Goal:
Starting at the line that contains "What data populates", print every remaining line of the entries, unchanged, and output nothing more.

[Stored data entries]
◇ ◇ ◇
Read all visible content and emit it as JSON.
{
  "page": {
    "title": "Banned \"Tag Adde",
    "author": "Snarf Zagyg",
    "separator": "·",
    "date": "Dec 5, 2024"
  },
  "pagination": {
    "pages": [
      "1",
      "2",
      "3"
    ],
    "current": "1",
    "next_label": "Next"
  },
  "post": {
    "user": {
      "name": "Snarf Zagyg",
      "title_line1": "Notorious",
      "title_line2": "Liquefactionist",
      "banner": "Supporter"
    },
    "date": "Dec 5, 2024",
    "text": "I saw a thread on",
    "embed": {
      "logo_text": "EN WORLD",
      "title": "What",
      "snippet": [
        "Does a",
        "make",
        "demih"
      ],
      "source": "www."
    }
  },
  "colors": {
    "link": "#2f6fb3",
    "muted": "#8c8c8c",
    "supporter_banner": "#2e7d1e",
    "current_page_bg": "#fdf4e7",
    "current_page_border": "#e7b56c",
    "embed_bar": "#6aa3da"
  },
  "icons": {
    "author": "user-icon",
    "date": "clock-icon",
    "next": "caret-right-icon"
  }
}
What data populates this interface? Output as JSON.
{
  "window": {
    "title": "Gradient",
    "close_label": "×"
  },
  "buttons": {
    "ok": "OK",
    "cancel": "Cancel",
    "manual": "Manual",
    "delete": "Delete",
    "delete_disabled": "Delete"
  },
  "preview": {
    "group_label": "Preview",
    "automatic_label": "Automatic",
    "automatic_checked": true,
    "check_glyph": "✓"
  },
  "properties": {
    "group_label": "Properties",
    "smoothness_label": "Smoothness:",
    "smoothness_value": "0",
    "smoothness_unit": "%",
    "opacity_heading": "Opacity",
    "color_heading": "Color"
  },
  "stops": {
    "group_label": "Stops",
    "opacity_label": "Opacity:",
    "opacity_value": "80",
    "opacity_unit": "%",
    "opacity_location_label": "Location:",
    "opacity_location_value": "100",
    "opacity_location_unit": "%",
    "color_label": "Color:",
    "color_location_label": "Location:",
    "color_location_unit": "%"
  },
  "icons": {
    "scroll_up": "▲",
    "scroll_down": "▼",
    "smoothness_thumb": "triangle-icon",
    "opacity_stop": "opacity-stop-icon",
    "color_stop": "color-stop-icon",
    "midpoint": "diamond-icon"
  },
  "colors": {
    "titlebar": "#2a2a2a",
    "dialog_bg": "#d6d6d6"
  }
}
◇ ◇ ◇
Expected output:
What data populates this interface? Output as JSON.
{
  "window": {
    "title": "Gradient",
    "close_label": "×"
  },
  "buttons": {
    "ok": "OK",
    "cancel": "Cancel",
    "manual": "Manual",
    "delete": "Delete",
    "delete_disabled": "Delete"
  },
  "preview": {
    "group_label": "Preview",
    "automatic_label": "Automatic",
    "automatic_checked": true,
    "check_glyph": "✓"
  },
  "properties": {
    "group_label": "Properties",
    "smoothness_label": "Smoothness:",
    "smoothness_value": "0",
    "smoothness_unit": "%",
    "opacity_heading": "Opacity",
    "color_heading": "Color"
  },
  "stops": {
    "group_label": "Stops",
    "opacity_label": "Opacity:",
    "opacity_value": "80",
    "opacity_unit": "%",
    "opacity_location_label": "Location:",
    "opacity_location_value": "100",
    "opacity_location_unit": "%",
    "color_label": "Color:",
    "color_location_label": "Location:",
    "color_location_unit": "%"
  },
  "icons": {
    "scroll_up": "▲",
    "scroll_down": "▼",
    "smoothness_thumb": "triangle-icon",
    "opacity_stop": "opacity-stop-icon",
    "color_stop": "color-stop-icon",
    "midpoint": "diamond-icon"
  },
  "colors": {
    "titlebar": "#2a2a2a",
    "dialog_bg": "#d6d6d6"
  }
}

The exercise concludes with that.